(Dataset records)

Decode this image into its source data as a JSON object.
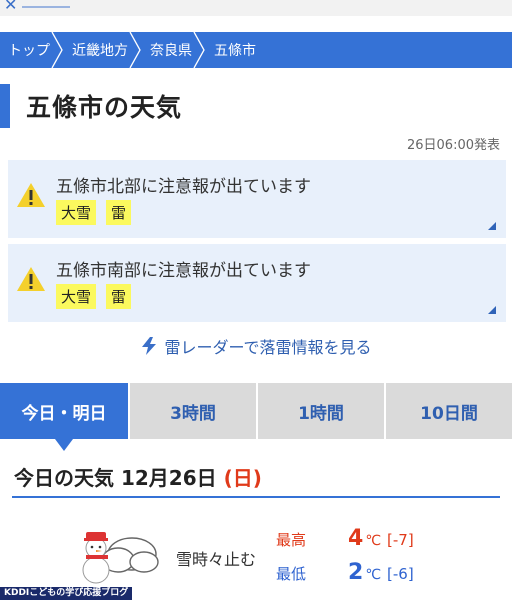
{
  "breadcrumb": [
    "トップ",
    "近畿地方",
    "奈良県",
    "五條市"
  ],
  "title": "五條市の天気",
  "announcement": "26日06:00発表",
  "alerts": [
    {
      "message": "五條市北部に注意報が出ています",
      "tags": [
        "大雪",
        "雷"
      ]
    },
    {
      "message": "五條市南部に注意報が出ています",
      "tags": [
        "大雪",
        "雷"
      ]
    }
  ],
  "radar_link": "雷レーダーで落雷情報を見る",
  "tabs": [
    "今日・明日",
    "3時間",
    "1時間",
    "10日間"
  ],
  "today": {
    "label": "今日の天気",
    "date": "12月26日",
    "dow_open": "(",
    "dow": "日",
    "dow_close": ")",
    "weather": "雪時々止む",
    "high_label": "最高",
    "high": "4",
    "high_diff": "[-7]",
    "low_label": "最低",
    "low": "2",
    "low_diff": "[-6]",
    "unit": "℃"
  },
  "badge": "KDDIこどもの学び応援ブログ",
  "colors": {
    "primary": "#3572d6",
    "alert_bg": "#e8f0fb",
    "tag_bg": "#fbf95e",
    "high": "#e03a1a",
    "low": "#2f63d0"
  }
}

- _The request_
Repeat all the data as it stands, dropping any images it holds.

- _Completed exercise_
Decode this image into its source data as a JSON object.
{
  "breadcrumb": [
    "トップ",
    "近畿地方",
    "奈良県",
    "五條市"
  ],
  "title": "五條市の天気",
  "announcement": "26日06:00発表",
  "alerts": [
    {
      "message": "五條市北部に注意報が出ています",
      "tags": [
        "大雪",
        "雷"
      ]
    },
    {
      "message": "五條市南部に注意報が出ています",
      "tags": [
        "大雪",
        "雷"
      ]
    }
  ],
  "radar_link": "雷レーダーで落雷情報を見る",
  "tabs": [
    "今日・明日",
    "3時間",
    "1時間",
    "10日間"
  ],
  "today": {
    "label": "今日の天気",
    "date": "12月26日",
    "dow_open": "(",
    "dow": "日",
    "dow_close": ")",
    "weather": "雪時々止む",
    "high_label": "最高",
    "high": "4",
    "high_diff": "[-7]",
    "low_label": "最低",
    "low": "2",
    "low_diff": "[-6]",
    "unit": "℃"
  },
  "badge": "KDDIこどもの学び応援ブログ",
  "colors": {
    "primary": "#3572d6",
    "alert_bg": "#e8f0fb",
    "tag_bg": "#fbf95e",
    "high": "#e03a1a",
    "low": "#2f63d0"
  }
}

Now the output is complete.